Scott, the state police lieutenant, said it’s difficult to assess the effectiveness of current state law because of reduced traffic enforcement during the pandemic.


The six people who testified during a public hearing Wednesday had divided opinions about the bill. The committee also received written testimony from 18 individuals and groups, including 11 in support of the increased fines.

Jane Armstrong of Portland said in written testimony that she was driving with her 17-year-old daughter on Interstate 295 in 2018 when they were rear-ended by a distracted motorist.

“The intensity of the impact crushed the back of my car and then launched me into a truck in front of me,” Armstrong said. “As my daughter screamed for help, all I could do was pull each of us through the shattered window and crawl across the highway.”

Armstrong, who supports the bill, said she and her daughter were transported to Maine Medical Center. The penalty in existing law “is nominal compared to the damages that victims suffer,” she said.

“Distracted driving is a danger for all road users,” said James Tasse, who testified in support of the bill on behalf of the Bicycle Coalition of Maine. “It’s even more lethal for those walking or bicycling who are not enclosed in protective metal boxes of motor vehicles.”

═══

> **EXERCISE SET**:
• A. In the article on the distracted-driving bill, why does James Tasse say distracted driving is even more deadly for people walking or biking? Answer in one to three sentences.
• B. Pick up the article on the distracted-driving bill after its final paragraph and keep it going.

> **PROVIDED MATERIAL**:

═══

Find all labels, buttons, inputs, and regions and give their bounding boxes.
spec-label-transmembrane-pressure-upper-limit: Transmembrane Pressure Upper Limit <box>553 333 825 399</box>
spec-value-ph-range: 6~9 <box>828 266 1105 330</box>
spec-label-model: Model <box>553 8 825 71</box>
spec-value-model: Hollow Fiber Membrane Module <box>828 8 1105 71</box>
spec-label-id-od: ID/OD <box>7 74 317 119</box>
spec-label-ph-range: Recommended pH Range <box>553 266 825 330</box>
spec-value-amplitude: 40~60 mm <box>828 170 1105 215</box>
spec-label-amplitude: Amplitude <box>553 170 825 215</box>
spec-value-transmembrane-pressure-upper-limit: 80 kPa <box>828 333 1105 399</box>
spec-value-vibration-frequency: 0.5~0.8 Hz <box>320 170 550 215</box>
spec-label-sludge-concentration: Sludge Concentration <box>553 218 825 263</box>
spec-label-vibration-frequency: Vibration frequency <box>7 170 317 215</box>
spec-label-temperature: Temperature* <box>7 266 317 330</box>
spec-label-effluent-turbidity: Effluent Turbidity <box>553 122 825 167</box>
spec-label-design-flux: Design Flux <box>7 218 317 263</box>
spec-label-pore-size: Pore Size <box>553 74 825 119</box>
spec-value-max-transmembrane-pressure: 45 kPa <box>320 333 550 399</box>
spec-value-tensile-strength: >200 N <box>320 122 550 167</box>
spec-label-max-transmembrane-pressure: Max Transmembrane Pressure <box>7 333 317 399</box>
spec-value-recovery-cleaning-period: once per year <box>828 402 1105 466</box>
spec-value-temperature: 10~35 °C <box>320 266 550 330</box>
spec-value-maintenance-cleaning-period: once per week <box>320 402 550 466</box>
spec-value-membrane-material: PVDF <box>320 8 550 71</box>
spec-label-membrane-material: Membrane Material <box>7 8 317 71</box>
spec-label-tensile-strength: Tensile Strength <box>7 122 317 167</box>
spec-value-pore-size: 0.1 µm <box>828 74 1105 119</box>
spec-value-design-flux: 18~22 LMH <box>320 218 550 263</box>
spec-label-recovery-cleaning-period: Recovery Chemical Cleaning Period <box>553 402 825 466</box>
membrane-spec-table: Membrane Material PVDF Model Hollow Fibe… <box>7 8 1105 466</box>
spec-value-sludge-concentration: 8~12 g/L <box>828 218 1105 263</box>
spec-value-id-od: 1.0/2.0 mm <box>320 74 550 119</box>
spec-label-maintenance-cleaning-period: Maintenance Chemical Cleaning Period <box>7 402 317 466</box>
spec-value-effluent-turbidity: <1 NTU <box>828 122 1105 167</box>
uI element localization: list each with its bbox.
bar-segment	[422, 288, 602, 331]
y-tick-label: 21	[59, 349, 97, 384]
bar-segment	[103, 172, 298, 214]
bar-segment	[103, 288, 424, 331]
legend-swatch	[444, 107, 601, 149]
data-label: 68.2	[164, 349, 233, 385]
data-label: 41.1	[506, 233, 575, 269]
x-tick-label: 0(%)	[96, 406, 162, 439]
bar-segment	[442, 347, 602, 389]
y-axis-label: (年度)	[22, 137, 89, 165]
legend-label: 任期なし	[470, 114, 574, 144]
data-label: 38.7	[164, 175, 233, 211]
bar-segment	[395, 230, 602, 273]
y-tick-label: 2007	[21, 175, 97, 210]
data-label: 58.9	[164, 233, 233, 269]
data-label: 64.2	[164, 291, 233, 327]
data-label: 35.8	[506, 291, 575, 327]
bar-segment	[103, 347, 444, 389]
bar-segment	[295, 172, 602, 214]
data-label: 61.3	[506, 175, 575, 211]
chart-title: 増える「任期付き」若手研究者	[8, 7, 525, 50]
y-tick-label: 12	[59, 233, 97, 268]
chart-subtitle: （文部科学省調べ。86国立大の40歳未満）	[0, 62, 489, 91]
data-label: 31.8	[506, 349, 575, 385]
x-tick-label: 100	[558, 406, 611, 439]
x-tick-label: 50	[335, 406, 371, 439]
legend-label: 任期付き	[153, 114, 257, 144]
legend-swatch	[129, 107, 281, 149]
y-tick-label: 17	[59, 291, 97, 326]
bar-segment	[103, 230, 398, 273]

═══

> **ANSWERS PER TASK**:
• A. Tasse says people walking or biking are not enclosed in the protective metal boxes of motor vehicles. That makes distracted driving even more lethal for them than for other road users.

• B.
Lauri Boxer Macomber, an attorney who represents victims of distracted drivers, supported the bill on behalf of the Maine Trial Lawyers Association, calling distracted driving “a public health epidemic” as dangerous as drunken driving.


“Driving intoxicated is pretty much the same thing as driving in-text-icated,” Macomber said. “When people are on their phones, they are blind to what’s around them and it’s the same thing as driving drunk, so it would be appropriate to have the same fine.”

A first OUI offense carries a $500 fine and a second offense comes with a $750 fine.

Five groups submitted comments in opposition to the proposal, including the American Civil Liberties Union of Maine, the Maine Association of Criminal Defense Lawyers and the Maine Center for Economic Policy. Those groups argued that increasing fines would not curb violations and could disproportionately affect low-income people who would be unable to pay such fines and Black drivers, who are pulled over by police at higher rates than white people.

Alysia Melnick, an attorney at Portland-based Bernstein Shur, testified in opposition to the bill on behalf of the ACLU of Maine. Melnick said a $500 fine may not be a big deal to executives making six-figure incomes, but could have lasting impacts on low-income people.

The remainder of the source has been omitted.